Copy out lines with the word "jobs" from the material that follows.

--------------------

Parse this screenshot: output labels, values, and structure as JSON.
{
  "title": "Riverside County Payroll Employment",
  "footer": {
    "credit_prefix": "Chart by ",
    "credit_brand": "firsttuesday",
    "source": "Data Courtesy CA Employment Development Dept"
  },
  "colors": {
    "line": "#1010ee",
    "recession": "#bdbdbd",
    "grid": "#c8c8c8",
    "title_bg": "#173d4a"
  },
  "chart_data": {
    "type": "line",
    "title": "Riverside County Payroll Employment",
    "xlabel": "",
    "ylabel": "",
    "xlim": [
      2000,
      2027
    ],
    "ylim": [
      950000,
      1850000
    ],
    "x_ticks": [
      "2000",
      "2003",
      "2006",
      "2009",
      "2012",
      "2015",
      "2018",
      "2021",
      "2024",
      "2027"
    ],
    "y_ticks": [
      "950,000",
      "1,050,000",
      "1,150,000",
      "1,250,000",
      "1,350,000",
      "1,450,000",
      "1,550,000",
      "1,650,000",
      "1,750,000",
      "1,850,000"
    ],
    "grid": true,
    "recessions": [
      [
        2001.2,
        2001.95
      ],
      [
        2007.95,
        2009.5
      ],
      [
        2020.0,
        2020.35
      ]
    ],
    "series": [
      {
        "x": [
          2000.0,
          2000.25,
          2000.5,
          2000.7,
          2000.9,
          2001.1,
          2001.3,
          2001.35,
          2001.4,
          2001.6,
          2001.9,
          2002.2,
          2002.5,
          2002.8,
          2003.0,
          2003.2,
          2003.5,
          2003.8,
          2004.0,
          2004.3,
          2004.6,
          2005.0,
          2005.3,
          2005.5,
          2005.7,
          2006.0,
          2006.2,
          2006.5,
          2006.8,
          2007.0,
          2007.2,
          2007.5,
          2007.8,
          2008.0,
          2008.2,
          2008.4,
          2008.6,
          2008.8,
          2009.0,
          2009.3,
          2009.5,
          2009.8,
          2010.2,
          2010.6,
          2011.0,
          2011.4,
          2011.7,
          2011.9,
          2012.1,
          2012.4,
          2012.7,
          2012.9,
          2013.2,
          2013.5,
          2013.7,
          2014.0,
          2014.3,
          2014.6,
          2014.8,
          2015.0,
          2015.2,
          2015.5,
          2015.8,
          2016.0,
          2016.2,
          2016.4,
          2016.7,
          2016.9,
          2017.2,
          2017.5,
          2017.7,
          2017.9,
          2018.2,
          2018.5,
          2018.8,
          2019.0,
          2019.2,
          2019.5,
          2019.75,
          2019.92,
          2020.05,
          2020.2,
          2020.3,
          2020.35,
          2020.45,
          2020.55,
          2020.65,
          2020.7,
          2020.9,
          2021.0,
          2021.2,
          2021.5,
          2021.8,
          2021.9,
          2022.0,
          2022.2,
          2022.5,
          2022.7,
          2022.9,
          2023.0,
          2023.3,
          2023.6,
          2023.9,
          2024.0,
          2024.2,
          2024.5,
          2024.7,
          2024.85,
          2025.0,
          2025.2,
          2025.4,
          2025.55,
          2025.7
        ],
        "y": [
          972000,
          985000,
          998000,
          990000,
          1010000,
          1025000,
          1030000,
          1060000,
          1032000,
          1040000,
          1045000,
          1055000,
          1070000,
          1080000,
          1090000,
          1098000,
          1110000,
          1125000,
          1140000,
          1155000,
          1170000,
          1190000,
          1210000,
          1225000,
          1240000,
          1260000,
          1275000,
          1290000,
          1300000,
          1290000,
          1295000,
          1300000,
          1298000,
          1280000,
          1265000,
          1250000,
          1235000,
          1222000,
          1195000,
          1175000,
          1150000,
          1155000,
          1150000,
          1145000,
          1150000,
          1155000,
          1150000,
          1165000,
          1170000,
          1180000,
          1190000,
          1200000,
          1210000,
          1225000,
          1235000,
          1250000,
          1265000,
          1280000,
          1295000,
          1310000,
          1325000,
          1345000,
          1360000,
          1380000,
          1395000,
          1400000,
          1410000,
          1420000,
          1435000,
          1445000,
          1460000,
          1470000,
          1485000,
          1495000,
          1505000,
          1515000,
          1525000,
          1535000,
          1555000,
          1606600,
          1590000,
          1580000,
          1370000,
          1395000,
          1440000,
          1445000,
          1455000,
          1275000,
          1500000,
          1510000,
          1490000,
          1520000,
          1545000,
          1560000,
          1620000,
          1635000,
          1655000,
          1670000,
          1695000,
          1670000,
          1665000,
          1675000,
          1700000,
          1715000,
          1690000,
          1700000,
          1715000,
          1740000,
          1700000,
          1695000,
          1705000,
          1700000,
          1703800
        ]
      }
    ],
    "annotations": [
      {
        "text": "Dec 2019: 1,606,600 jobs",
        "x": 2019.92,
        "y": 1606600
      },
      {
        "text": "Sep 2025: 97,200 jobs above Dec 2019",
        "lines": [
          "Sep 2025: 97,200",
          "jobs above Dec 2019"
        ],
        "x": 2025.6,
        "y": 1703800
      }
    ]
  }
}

--------------------

WORKED SOLUTION —
        "text": "Dec 2019: 1,606,600 jobs",
        "text": "Sep 2025: 97,200 jobs above Dec 2019",
          "jobs above Dec 2019"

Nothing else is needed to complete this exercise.